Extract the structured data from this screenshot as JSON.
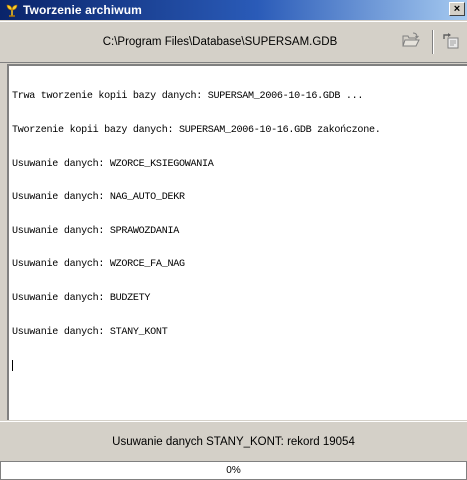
{
  "window": {
    "title": "Tworzenie archiwum",
    "app_icon": "plant-icon",
    "close_glyph": "×"
  },
  "toolbar": {
    "path": "C:\\Program Files\\Database\\SUPERSAM.GDB",
    "open_icon": "open-folder-icon",
    "export_icon": "export-icon"
  },
  "log": {
    "lines": [
      "Trwa tworzenie kopii bazy danych: SUPERSAM_2006-10-16.GDB ...",
      "Tworzenie kopii bazy danych: SUPERSAM_2006-10-16.GDB zakończone.",
      "Usuwanie danych: WZORCE_KSIEGOWANIA",
      "Usuwanie danych: NAG_AUTO_DEKR",
      "Usuwanie danych: SPRAWOZDANIA",
      "Usuwanie danych: WZORCE_FA_NAG",
      "Usuwanie danych: BUDZETY",
      "Usuwanie danych: STANY_KONT"
    ]
  },
  "status": {
    "text": "Usuwanie danych STANY_KONT: rekord 19054"
  },
  "progress": {
    "label": "0%",
    "value": 0
  },
  "colors": {
    "title_start": "#0a246a",
    "title_end": "#a6caf0",
    "face": "#d4d0c8"
  }
}
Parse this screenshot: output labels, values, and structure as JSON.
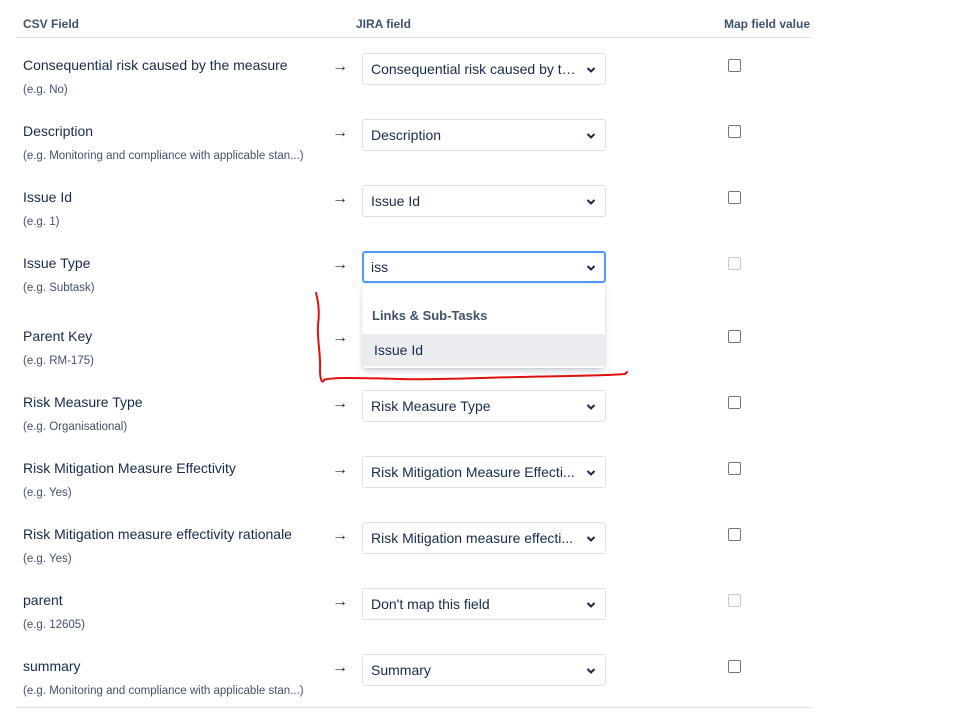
{
  "headers": {
    "csv_field": "CSV Field",
    "jira_field": "JIRA field",
    "map_field_value": "Map field value"
  },
  "arrow": "→",
  "rows": [
    {
      "name": "Consequential risk caused by the measure",
      "example": "(e.g.  No)",
      "jira": "Consequential risk caused by th...",
      "map_checked": false,
      "map_disabled": false
    },
    {
      "name": "Description",
      "example": "(e.g.  Monitoring and compliance with applicable stan...)",
      "jira": "Description",
      "map_checked": false,
      "map_disabled": false
    },
    {
      "name": "Issue Id",
      "example": "(e.g.  1)",
      "jira": "Issue Id",
      "map_checked": false,
      "map_disabled": false
    },
    {
      "name": "Issue Type",
      "example": "(e.g.  Subtask)",
      "jira": "iss",
      "map_checked": false,
      "map_disabled": true
    },
    {
      "name": "Parent Key",
      "example": "(e.g.  RM-175)",
      "jira": "",
      "map_checked": false,
      "map_disabled": false
    },
    {
      "name": "Risk Measure Type",
      "example": "(e.g.  Organisational)",
      "jira": "Risk Measure Type",
      "map_checked": false,
      "map_disabled": false
    },
    {
      "name": "Risk Mitigation Measure Effectivity",
      "example": "(e.g.  Yes)",
      "jira": "Risk Mitigation Measure Effecti...",
      "map_checked": false,
      "map_disabled": false
    },
    {
      "name": "Risk Mitigation measure effectivity rationale",
      "example": "(e.g.  Yes)",
      "jira": "Risk Mitigation measure effecti...",
      "map_checked": false,
      "map_disabled": false
    },
    {
      "name": "parent",
      "example": "(e.g.  12605)",
      "jira": "Don't map this field",
      "map_checked": false,
      "map_disabled": true
    },
    {
      "name": "summary",
      "example": "(e.g.  Monitoring and compliance with applicable stan...)",
      "jira": "Summary",
      "map_checked": false,
      "map_disabled": false
    }
  ],
  "dropdown": {
    "group_label": "Links & Sub-Tasks",
    "options": [
      "Issue Id"
    ]
  },
  "colors": {
    "focus_border": "#4c9aff",
    "annotation_red": "#e01010",
    "option_highlight": "#ebecf0"
  },
  "icons": {
    "select": "chevron-down-icon",
    "arrow": "right-arrow-icon"
  }
}
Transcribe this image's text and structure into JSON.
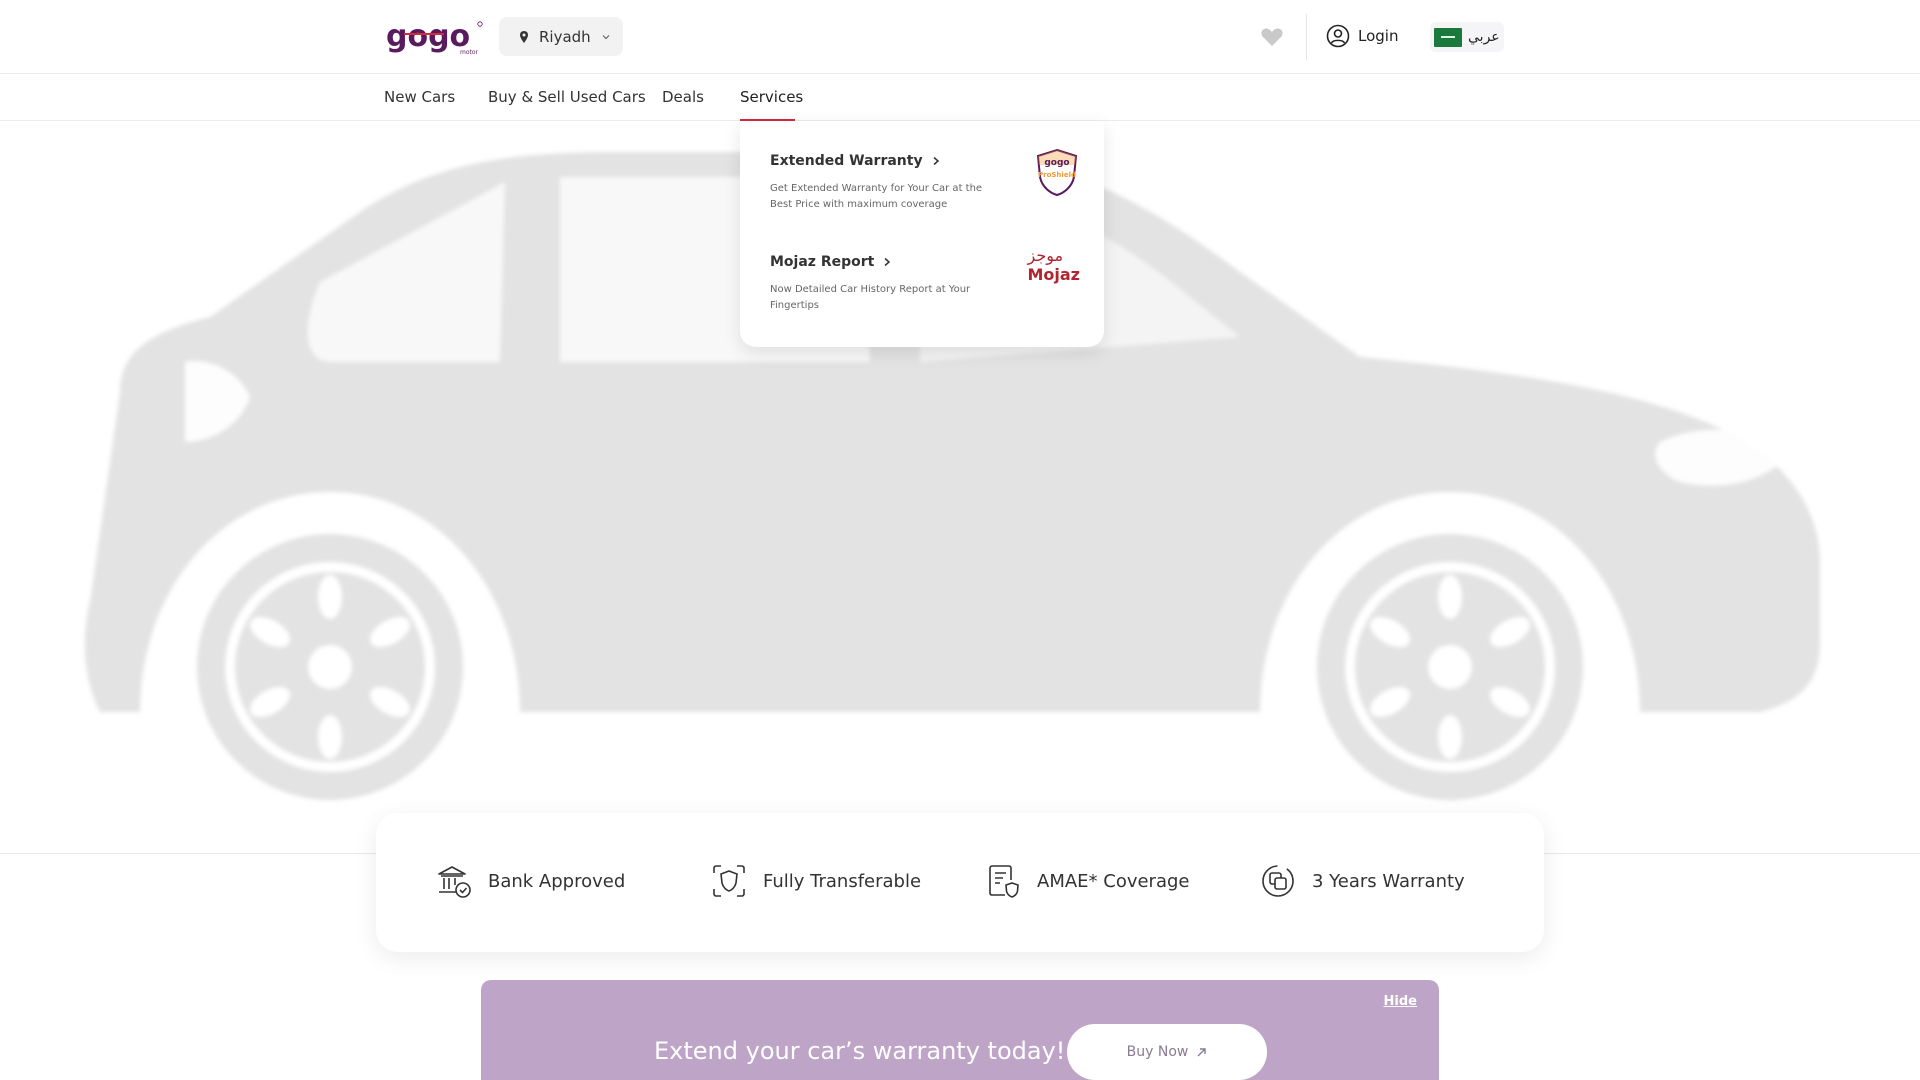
{
  "header": {
    "logo_text": "gogo",
    "logo_subtext": "motor",
    "city": "Riyadh",
    "login_label": "Login",
    "language_label": "عربي"
  },
  "nav": {
    "items": [
      {
        "label": "New Cars"
      },
      {
        "label": "Buy & Sell Used Cars"
      },
      {
        "label": "Deals"
      },
      {
        "label": "Services",
        "active": true
      }
    ]
  },
  "services_menu": {
    "items": [
      {
        "title": "Extended Warranty",
        "description": "Get Extended Warranty for Your Car at the Best Price with maximum coverage",
        "logo_top": "gogo",
        "logo_bottom": "ProShield"
      },
      {
        "title": "Mojaz Report",
        "description": "Now Detailed Car History Report at Your Fingertips",
        "logo_arabic": "موجز",
        "logo_english": "Mojaz"
      }
    ]
  },
  "features": [
    {
      "label": "Bank Approved",
      "icon": "bank-check-icon"
    },
    {
      "label": "Fully Transferable",
      "icon": "shield-scan-icon"
    },
    {
      "label": "AMAE* Coverage",
      "icon": "document-shield-icon"
    },
    {
      "label": "3 Years Warranty",
      "icon": "layered-squares-icon"
    }
  ],
  "banner": {
    "hide_label": "Hide",
    "text": "Extend your car’s warranty today!",
    "button_label": "Buy Now"
  },
  "colors": {
    "accent_red": "#d32a3c",
    "brand_purple": "#5a1a5e",
    "banner_bg": "#bea4c6"
  }
}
▬▬▬
▶ Requirement: Transcribe the records verbatim and omit the images.

▶ Finished exercise:
Extract the structured data from this screenshot as JSON.
{
  "window": {
    "title": "Tworzenie archiwum",
    "app_icon": "plant-icon",
    "close_glyph": "×"
  },
  "toolbar": {
    "path": "C:\\Program Files\\Database\\SUPERSAM.GDB",
    "open_icon": "open-folder-icon",
    "export_icon": "export-icon"
  },
  "log": {
    "lines": [
      "Trwa tworzenie kopii bazy danych: SUPERSAM_2006-10-16.GDB ...",
      "Tworzenie kopii bazy danych: SUPERSAM_2006-10-16.GDB zakończone.",
      "Usuwanie danych: WZORCE_KSIEGOWANIA",
      "Usuwanie danych: NAG_AUTO_DEKR",
      "Usuwanie danych: SPRAWOZDANIA",
      "Usuwanie danych: WZORCE_FA_NAG",
      "Usuwanie danych: BUDZETY",
      "Usuwanie danych: STANY_KONT"
    ]
  },
  "status": {
    "text": "Usuwanie danych STANY_KONT: rekord 19054"
  },
  "progress": {
    "label": "0%",
    "value": 0
  },
  "colors": {
    "title_start": "#0a246a",
    "title_end": "#a6caf0",
    "face": "#d4d0c8"
  }
}
Parse this screenshot: output labels, values, and structure as JSON.
{
  "headers": {
    "csv_field": "CSV Field",
    "jira_field": "JIRA field",
    "map_field_value": "Map field value"
  },
  "arrow": "→",
  "rows": [
    {
      "name": "Consequential risk caused by the measure",
      "example": "(e.g.  No)",
      "jira": "Consequential risk caused by th...",
      "map_checked": false,
      "map_disabled": false
    },
    {
      "name": "Description",
      "example": "(e.g.  Monitoring and compliance with applicable stan...)",
      "jira": "Description",
      "map_checked": false,
      "map_disabled": false
    },
    {
      "name": "Issue Id",
      "example": "(e.g.  1)",
      "jira": "Issue Id",
      "map_checked": false,
      "map_disabled": false
    },
    {
      "name": "Issue Type",
      "example": "(e.g.  Subtask)",
      "jira": "iss",
      "map_checked": false,
      "map_disabled": true
    },
    {
      "name": "Parent Key",
      "example": "(e.g.  RM-175)",
      "jira": "",
      "map_checked": false,
      "map_disabled": false
    },
    {
      "name": "Risk Measure Type",
      "example": "(e.g.  Organisational)",
      "jira": "Risk Measure Type",
      "map_checked": false,
      "map_disabled": false
    },
    {
      "name": "Risk Mitigation Measure Effectivity",
      "example": "(e.g.  Yes)",
      "jira": "Risk Mitigation Measure Effecti...",
      "map_checked": false,
      "map_disabled": false
    },
    {
      "name": "Risk Mitigation measure effectivity rationale",
      "example": "(e.g.  Yes)",
      "jira": "Risk Mitigation measure effecti...",
      "map_checked": false,
      "map_disabled": false
    },
    {
      "name": "parent",
      "example": "(e.g.  12605)",
      "jira": "Don't map this field",
      "map_checked": false,
      "map_disabled": true
    },
    {
      "name": "summary",
      "example": "(e.g.  Monitoring and compliance with applicable stan...)",
      "jira": "Summary",
      "map_checked": false,
      "map_disabled": false
    }
  ],
  "dropdown": {
    "group_label": "Links & Sub-Tasks",
    "options": [
      "Issue Id"
    ]
  },
  "colors": {
    "focus_border": "#4c9aff",
    "annotation_red": "#e01010",
    "option_highlight": "#ebecf0"
  },
  "icons": {
    "select": "chevron-down-icon",
    "arrow": "right-arrow-icon"
  }
}
Transcribe this image's text and structure into JSON.
{
  "header": {
    "logo_text": "gogo",
    "logo_subtext": "motor",
    "city": "Riyadh",
    "login_label": "Login",
    "language_label": "عربي"
  },
  "nav": {
    "items": [
      {
        "label": "New Cars"
      },
      {
        "label": "Buy & Sell Used Cars"
      },
      {
        "label": "Deals"
      },
      {
        "label": "Services",
        "active": true
      }
    ]
  },
  "services_menu": {
    "items": [
      {
        "title": "Extended Warranty",
        "description": "Get Extended Warranty for Your Car at the Best Price with maximum coverage",
        "logo_top": "gogo",
        "logo_bottom": "ProShield"
      },
      {
        "title": "Mojaz Report",
        "description": "Now Detailed Car History Report at Your Fingertips",
        "logo_arabic": "موجز",
        "logo_english": "Mojaz"
      }
    ]
  },
  "features": [
    {
      "label": "Bank Approved",
      "icon": "bank-check-icon"
    },
    {
      "label": "Fully Transferable",
      "icon": "shield-scan-icon"
    },
    {
      "label": "AMAE* Coverage",
      "icon": "document-shield-icon"
    },
    {
      "label": "3 Years Warranty",
      "icon": "layered-squares-icon"
    }
  ],
  "banner": {
    "hide_label": "Hide",
    "text": "Extend your car’s warranty today!",
    "button_label": "Buy Now"
  },
  "colors": {
    "accent_red": "#d32a3c",
    "brand_purple": "#5a1a5e",
    "banner_bg": "#bea4c6"
  }
}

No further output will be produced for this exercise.